The exercise =
Lay out as a JSON list of strings, one string per line, the part of the material that opens with the line containing "explanation-box: Explanation 1" and closes with the line containing "settings-gear-icon[interactable]: ⚙: [1814, 20, 1837, 51]", both included. Leave out blank lines.

>> BEGIN

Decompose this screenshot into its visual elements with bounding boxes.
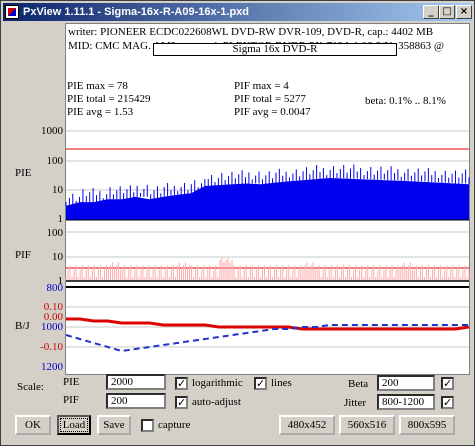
size-800x595-button[interactable]: 800x595 [399,415,455,435]
logarithmic-label: logarithmic [192,377,243,389]
size-560x516-button[interactable]: 560x516 [339,415,395,435]
lines-label: lines [271,377,292,389]
beta-scale-input[interactable]: 200 [377,375,435,391]
save-button[interactable]: Save [97,415,131,435]
auto-adjust-checkbox[interactable]: ✓ [175,396,188,409]
pie-scale-input[interactable]: 2000 [106,374,166,390]
size-480x452-button[interactable]: 480x452 [279,415,335,435]
beta-checkbox[interactable]: ✓ [441,377,454,390]
jitter-checkbox[interactable]: ✓ [441,396,454,409]
pxview-window: PxView 1.11.1 - Sigma-16x-R-A09-16x-1.px… [0,0,475,446]
pie-scale-label: PIE [63,376,80,388]
scale-label: Scale: [17,381,44,393]
beta-scale-label: Beta [348,378,369,390]
auto-adjust-label: auto-adjust [192,396,241,408]
capture-checkbox[interactable] [141,419,154,432]
logarithmic-checkbox[interactable]: ✓ [175,377,188,390]
ok-button[interactable]: OK [15,415,51,435]
jitter-scale-input[interactable]: 800-1200 [377,394,435,410]
capture-label: capture [158,419,191,431]
load-button[interactable]: Load [57,415,91,435]
pif-scale-label: PIF [63,394,79,406]
pie-area [66,178,469,220]
pif-scale-input[interactable]: 200 [106,393,166,409]
lines-checkbox[interactable]: ✓ [254,377,267,390]
jitter-scale-label: Jitter [344,397,366,409]
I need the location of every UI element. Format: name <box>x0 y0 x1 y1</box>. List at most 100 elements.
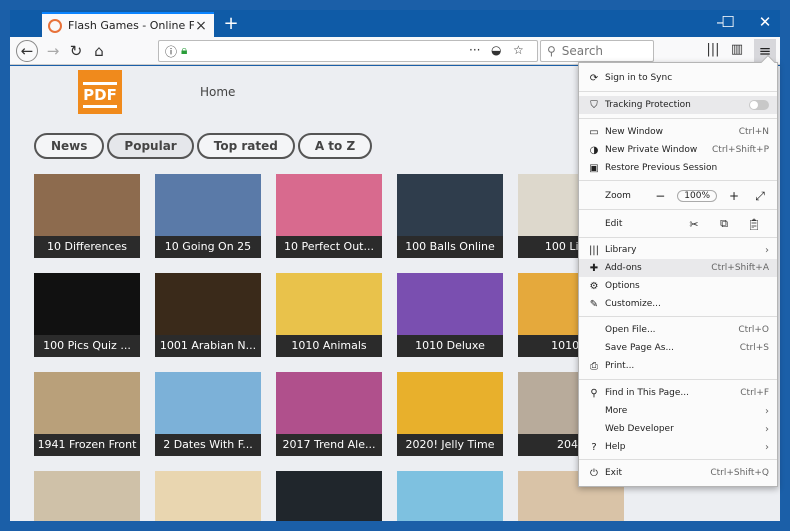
menu-library[interactable]: ||| Library › <box>579 241 777 259</box>
menu-add-ons[interactable]: ✚ Add-ons Ctrl+Shift+A <box>579 259 777 277</box>
menu-open-file[interactable]: Open File... Ctrl+O <box>579 321 777 339</box>
search-icon: ⚲ <box>547 44 556 58</box>
page-actions-icon[interactable]: ··· <box>469 43 480 57</box>
forward-icon[interactable]: → <box>42 40 64 62</box>
game-card[interactable]: 2017 Trend Ale... <box>276 372 382 456</box>
menu-new-private-window[interactable]: ◑ New Private Window Ctrl+Shift+P <box>579 141 777 159</box>
paintbrush-icon: ✎ <box>589 298 599 310</box>
help-icon: ? <box>591 441 597 453</box>
back-icon[interactable]: ← <box>16 40 38 62</box>
search-icon: ⚲ <box>590 387 598 399</box>
home-link[interactable]: Home <box>200 85 235 99</box>
menu-sign-in[interactable]: ⟳ Sign in to Sync <box>579 69 777 87</box>
game-thumbnail <box>397 372 503 434</box>
private-mask-icon: ◑ <box>589 144 599 156</box>
game-thumbnail <box>155 273 261 335</box>
game-card[interactable]: 10 Differences <box>34 174 140 258</box>
copy-icon[interactable]: ⧉ <box>709 217 739 231</box>
menu-help[interactable]: ? Help › <box>579 438 777 456</box>
game-card[interactable] <box>34 471 140 521</box>
power-icon: ⏻ <box>590 467 598 479</box>
new-tab-icon[interactable]: + <box>222 13 240 34</box>
game-title: 1010 Animals <box>276 335 382 357</box>
menu-restore-session[interactable]: ▣ Restore Previous Session <box>579 159 777 177</box>
game-card[interactable] <box>155 471 261 521</box>
menu-new-window[interactable]: ▭ New Window Ctrl+N <box>579 123 777 141</box>
menu-print[interactable]: ⎙ Print... <box>579 357 777 375</box>
game-card[interactable]: 100 Balls Online <box>397 174 503 258</box>
search-input[interactable]: ⚲ Search <box>540 40 654 62</box>
game-thumbnail <box>155 372 261 434</box>
sidebar-icon[interactable]: ▥ <box>728 42 746 57</box>
game-card[interactable]: 1010 Deluxe <box>397 273 503 357</box>
zoom-in-icon[interactable]: + <box>725 189 743 203</box>
game-thumbnail <box>397 174 503 236</box>
game-title: 1941 Frozen Front <box>34 434 140 456</box>
pocket-icon[interactable]: ◒ <box>491 43 501 57</box>
home-icon[interactable]: ⌂ <box>88 40 110 62</box>
cut-icon[interactable]: ✂ <box>679 218 709 231</box>
paste-icon[interactable]: 📋︎ <box>739 218 769 231</box>
game-card[interactable]: 1010 Animals <box>276 273 382 357</box>
gear-icon: ⚙ <box>589 280 599 292</box>
game-thumbnail <box>276 471 382 521</box>
shield-icon: ⛉ <box>590 99 598 111</box>
zoom-level[interactable]: 100% <box>677 190 717 202</box>
bookmark-star-icon[interactable]: ☆ <box>513 43 524 57</box>
library-icon: ||| <box>588 244 600 256</box>
browser-tab[interactable]: Flash Games - Online Flash Games × <box>42 12 214 37</box>
close-window-icon[interactable]: ✕ <box>755 13 775 31</box>
game-thumbnail <box>34 471 140 521</box>
site-logo[interactable]: PDF <box>78 70 122 114</box>
info-icon[interactable]: ⓘ <box>165 43 177 60</box>
game-title: 2017 Trend Ale... <box>276 434 382 456</box>
restore-icon: ▣ <box>589 162 599 174</box>
filter-top-rated[interactable]: Top rated <box>196 133 295 159</box>
menu-customize[interactable]: ✎ Customize... <box>579 295 777 313</box>
menu-more[interactable]: More › <box>579 402 777 420</box>
menu-find[interactable]: ⚲ Find in This Page... Ctrl+F <box>579 384 777 402</box>
filter-news[interactable]: News <box>34 133 105 159</box>
app-menu: ⟳ Sign in to Sync ⛉ Tracking Protection ▭ N… <box>578 54 778 487</box>
game-title: 100 Pics Quiz ... <box>34 335 140 357</box>
title-bar: Flash Games - Online Flash Games × + – ☐… <box>10 10 780 37</box>
menu-exit[interactable]: ⏻ Exit Ctrl+Shift+Q <box>579 464 777 482</box>
chevron-right-icon: › <box>765 244 769 256</box>
fullscreen-icon[interactable]: ⤢ <box>751 189 769 204</box>
game-title: 2 Dates With F... <box>155 434 261 456</box>
close-tab-icon[interactable]: × <box>194 18 208 34</box>
game-thumbnail <box>276 372 382 434</box>
library-icon[interactable]: ||| <box>704 42 722 57</box>
filter-a-to-z[interactable]: A to Z <box>297 133 373 159</box>
game-title: 1010 Deluxe <box>397 335 503 357</box>
menu-save-page[interactable]: Save Page As... Ctrl+S <box>579 339 777 357</box>
game-card[interactable] <box>276 471 382 521</box>
site-favicon-icon <box>48 18 62 33</box>
maximize-icon[interactable]: ☐ <box>718 13 738 31</box>
chevron-right-icon: › <box>765 423 769 435</box>
filter-popular[interactable]: Popular <box>107 133 194 159</box>
game-card[interactable] <box>397 471 503 521</box>
reload-icon[interactable]: ↻ <box>65 40 87 62</box>
game-card[interactable]: 2 Dates With F... <box>155 372 261 456</box>
menu-tracking-protection[interactable]: ⛉ Tracking Protection <box>579 96 777 114</box>
game-thumbnail <box>155 471 261 521</box>
game-title: 2020! Jelly Time <box>397 434 503 456</box>
menu-options[interactable]: ⚙ Options <box>579 277 777 295</box>
game-card[interactable]: 1001 Arabian N... <box>155 273 261 357</box>
game-card[interactable]: 100 Pics Quiz ... <box>34 273 140 357</box>
game-title: 10 Differences <box>34 236 140 258</box>
zoom-out-icon[interactable]: − <box>651 189 669 203</box>
game-card[interactable]: 10 Perfect Out... <box>276 174 382 258</box>
game-card[interactable]: 1941 Frozen Front <box>34 372 140 456</box>
address-bar[interactable]: ⓘ 🔒︎ ··· ◒ ☆ <box>158 40 538 62</box>
game-card[interactable]: 10 Going On 25 <box>155 174 261 258</box>
game-thumbnail <box>397 273 503 335</box>
search-placeholder: Search <box>561 44 604 58</box>
game-thumbnail <box>34 372 140 434</box>
menu-web-developer[interactable]: Web Developer › <box>579 420 777 438</box>
nav-bar: ← → ↻ ⌂ ⓘ 🔒︎ ··· ◒ ☆ ⚲ Search ||| ▥ ≡ <box>10 37 780 65</box>
tracking-toggle[interactable] <box>749 100 769 110</box>
chevron-right-icon: › <box>765 441 769 453</box>
game-card[interactable]: 2020! Jelly Time <box>397 372 503 456</box>
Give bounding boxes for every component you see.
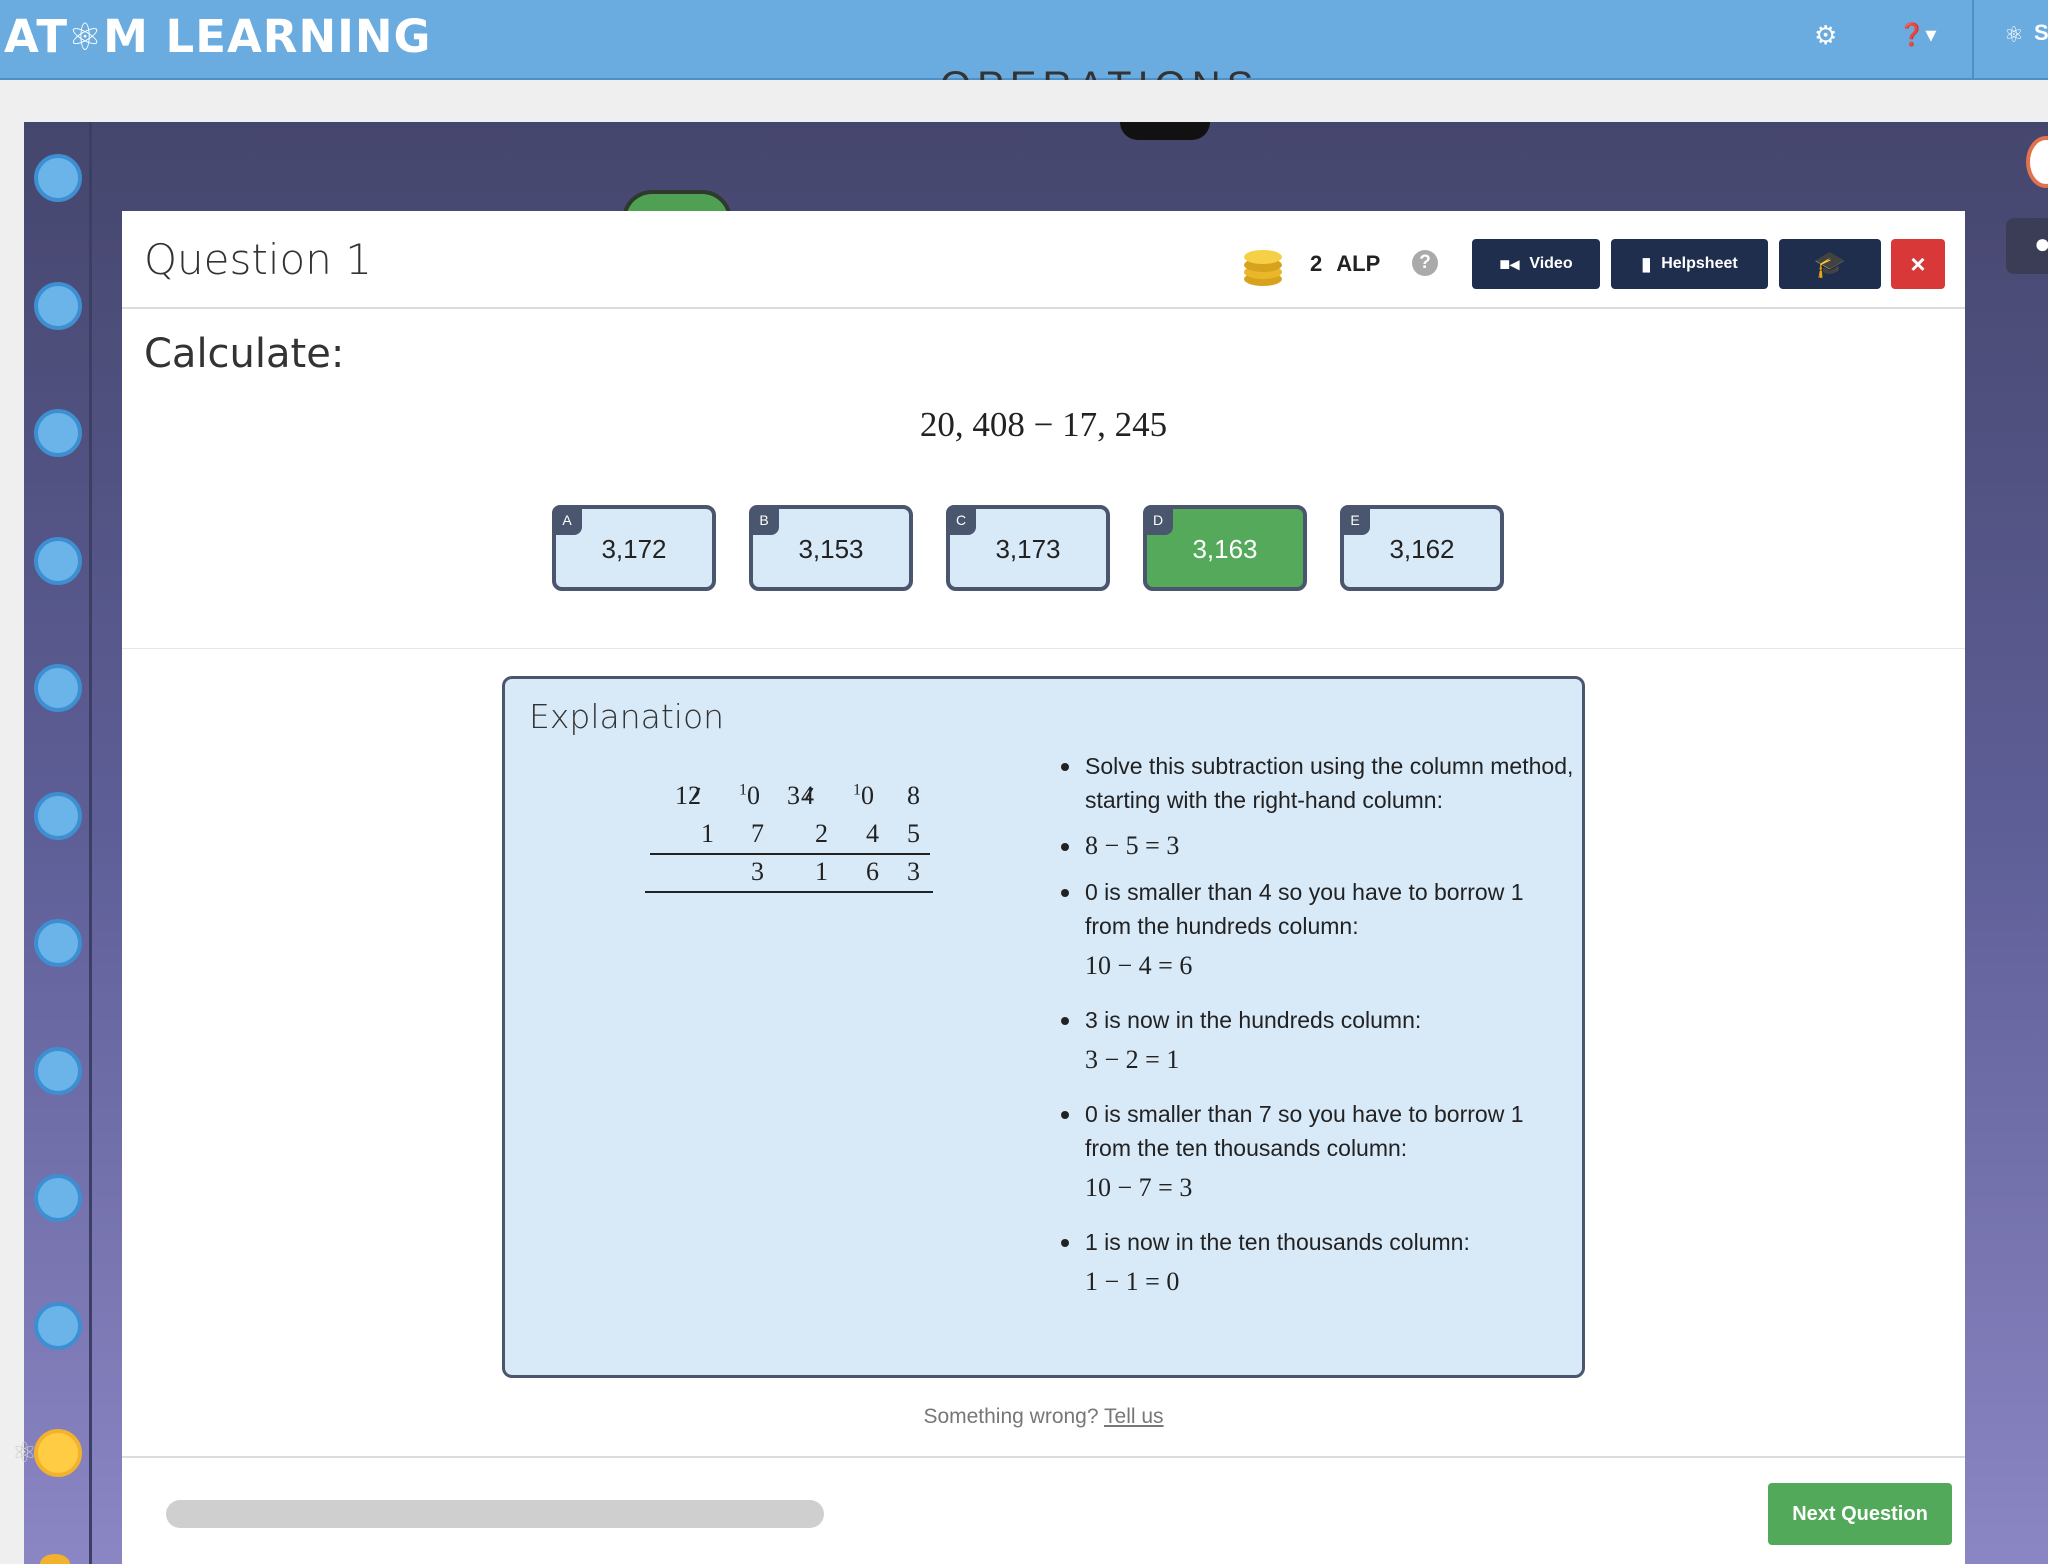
explanation-box: Explanation 1 2 10 3 4 10 8 1 7 2 4 5 3 …: [502, 676, 1585, 1378]
question-title: Question 1: [144, 235, 372, 284]
answer-option-c[interactable]: C 3,173: [946, 505, 1110, 591]
graduation-cap-icon: 🎓: [1813, 248, 1847, 279]
profile-initial[interactable]: S: [2034, 20, 2048, 46]
explanation-title: Explanation: [529, 697, 725, 736]
step-equation: 10 − 4 = 6: [1085, 951, 1193, 980]
atom-profile-icon[interactable]: ⚛: [2004, 22, 2024, 48]
progress-dot[interactable]: [34, 1174, 82, 1222]
divider: [122, 648, 1965, 649]
behind-page-title: OPERATIONS: [940, 50, 1259, 80]
step-item: 1 is now in the ten thousands column:: [1055, 1225, 1575, 1259]
navbar-divider: [1972, 0, 1974, 80]
settings-gear-icon[interactable]: ⚙: [1814, 20, 1837, 51]
alp-points: 2 ALP: [1310, 251, 1381, 276]
progress-dot[interactable]: [34, 1302, 82, 1350]
close-button[interactable]: ×: [1891, 239, 1945, 289]
progress-sidebar: [24, 122, 92, 1564]
step-item: 0 is smaller than 7 so you have to borro…: [1055, 1097, 1575, 1165]
step-item: 3 is now in the hundreds column:: [1055, 1003, 1575, 1037]
graduation-cap-button[interactable]: 🎓: [1779, 239, 1881, 289]
atom-icon: ⚛: [12, 1437, 38, 1468]
tell-us-link[interactable]: Tell us: [1104, 1405, 1164, 1428]
column-rule: [650, 853, 930, 855]
minuend-row: 1 2 10 3 4 10 8: [675, 781, 920, 810]
progress-dot[interactable]: [34, 537, 82, 585]
progress-dot[interactable]: [34, 1047, 82, 1095]
progress-dot[interactable]: [34, 282, 82, 330]
question-header: Question 1 2 ALP ? ■◂ Video ▮ Helpsheet 🎓 ×: [122, 211, 1965, 309]
progress-dot[interactable]: [34, 664, 82, 712]
video-camera-icon: ■◂: [1499, 253, 1520, 274]
progress-dot[interactable]: [34, 154, 82, 202]
progress-dot[interactable]: [34, 792, 82, 840]
video-button[interactable]: ■◂ Video: [1472, 239, 1600, 289]
question-panel: Question 1 2 ALP ? ■◂ Video ▮ Helpsheet 🎓 ×…: [122, 211, 1965, 1564]
user-icon[interactable]: ●: [2006, 218, 2048, 274]
help-dropdown-icon[interactable]: ❓▾: [1898, 22, 1936, 48]
column-rule: [645, 891, 933, 893]
column-subtraction: 1 2 10 3 4 10 8 1 7 2 4 5 3 1 6 3: [645, 777, 935, 893]
step-item: Solve this subtraction using the column …: [1055, 749, 1575, 817]
progress-dot[interactable]: [34, 409, 82, 457]
step-item: 8 − 5 = 3: [1055, 829, 1575, 863]
document-icon: ▮: [1641, 253, 1652, 274]
result-row: 3 1 6 3: [751, 857, 920, 886]
feedback-line: Something wrong? Tell us: [923, 1405, 1164, 1428]
progress-bar: [166, 1500, 824, 1528]
answer-option-d[interactable]: D 3,163: [1143, 505, 1307, 591]
alp-help-icon[interactable]: ?: [1412, 250, 1438, 276]
explanation-steps: Solve this subtraction using the column …: [1055, 749, 1575, 1319]
subtrahend-row: 1 7 2 4 5: [701, 819, 920, 848]
step-item: 0 is smaller than 4 so you have to borro…: [1055, 875, 1575, 943]
background-decoration: [1120, 122, 1210, 140]
progress-dot[interactable]: [34, 919, 82, 967]
atom-icon: ⚛: [68, 15, 104, 59]
coins-icon: [1244, 250, 1282, 286]
next-question-button[interactable]: Next Question: [1768, 1483, 1952, 1545]
answer-option-e[interactable]: E 3,162: [1340, 505, 1504, 591]
answer-option-b[interactable]: B 3,153: [749, 505, 913, 591]
progress-dot-current[interactable]: [34, 1429, 82, 1477]
helpsheet-button[interactable]: ▮ Helpsheet: [1611, 239, 1768, 289]
question-expression: 20, 408 − 17, 245: [919, 405, 1168, 444]
answer-option-a[interactable]: A 3,172: [552, 505, 716, 591]
step-equation: 10 − 7 = 3: [1085, 1173, 1193, 1202]
app-logo[interactable]: AT⚛M LEARNING: [4, 10, 431, 63]
step-equation: 1 − 1 = 0: [1085, 1267, 1180, 1296]
step-equation: 3 − 2 = 1: [1085, 1045, 1180, 1074]
question-prompt: Calculate:: [144, 331, 345, 377]
footer-divider: [122, 1456, 1965, 1458]
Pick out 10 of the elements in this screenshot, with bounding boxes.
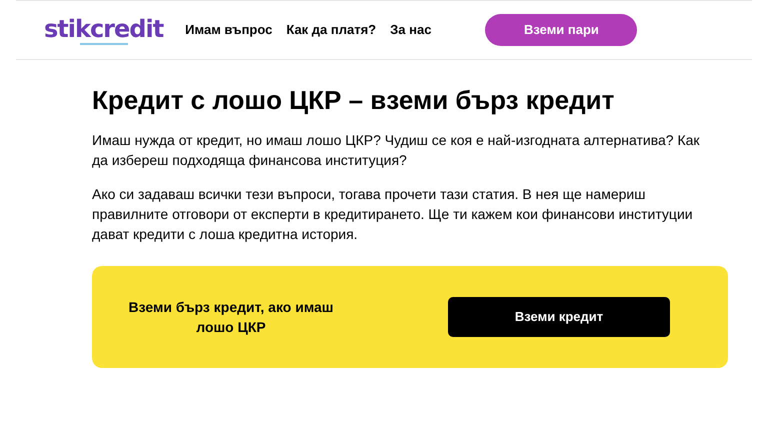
nav-link[interactable]: Имам въпрос [185, 20, 272, 40]
logo[interactable]: stikcredit [44, 16, 164, 42]
get-credit-button[interactable]: Вземи кредит [448, 297, 670, 337]
nav-link[interactable]: За нас [390, 20, 432, 40]
get-money-button[interactable]: Вземи пари [485, 14, 638, 46]
paragraph: Ако си задаваш всички тези въпроси, тогава прочети тази статия. В нея ще намериш правилните отговори от експерти в кредитирането. Ще ти кажем кои финансови институции дават кредити с лоша кредитна история. [92, 185, 694, 244]
nav-link[interactable]: Как да платя? [286, 20, 376, 40]
paragraph: Имаш нужда от кредит, но имаш лошо ЦКР? Чудиш се коя е най-изгодната алтернатива? Как да избереш подходяща финансова институция? [92, 131, 701, 170]
banner-text: Вземи бърз кредит, ако имаш лошо ЦКР [128, 298, 334, 337]
article-title: Кредит с лошо ЦКР – вземи бърз кредит [92, 84, 616, 116]
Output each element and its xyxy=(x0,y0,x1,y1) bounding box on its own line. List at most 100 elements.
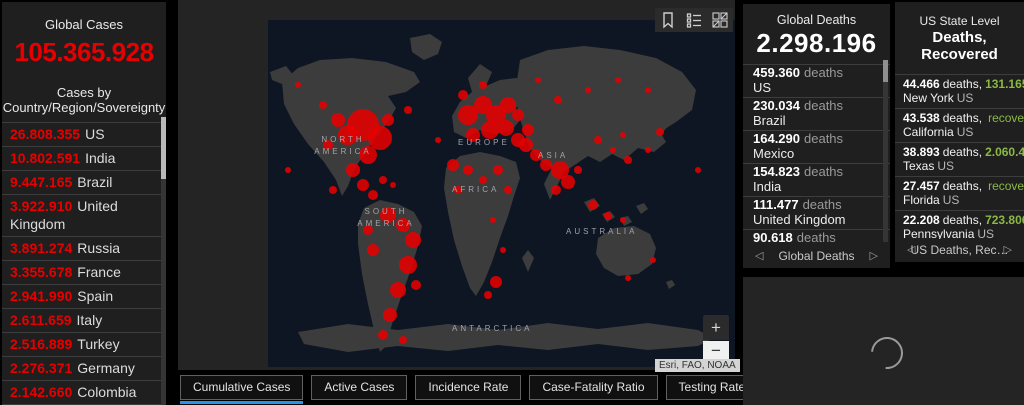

>> END

The output =
[
  "explanation-box: Explanation 1 2 10 3 4 10 8 1 7 2 4 5 3 …: [502, 676, 1585, 1378]",
  "question-title: Question 1: [144, 235, 372, 284]",
  "answer-option-c[interactable]: C 3,173: [946, 505, 1110, 591]",
  "graduation-cap-icon: 🎓: [1813, 248, 1847, 279]",
  "profile-initial[interactable]: S: [2034, 20, 2048, 46]",
  "explanation-title: Explanation: [529, 697, 725, 736]",
  "step-equation: 10 − 4 = 6: [1085, 951, 1193, 980]",
  "atom-profile-icon[interactable]: ⚛: [2004, 22, 2024, 48]",
  "progress-dot[interactable]: [34, 1174, 82, 1222]",
  "divider: [122, 648, 1965, 649]",
  "behind-page-title: OPERATIONS: [940, 50, 1259, 80]",
  "step-item: 1 is now in the ten thousands column:: [1055, 1225, 1575, 1259]",
  "navbar-divider: [1972, 0, 1974, 80]",
  "settings-gear-icon[interactable]: ⚙: [1814, 20, 1837, 51]"
]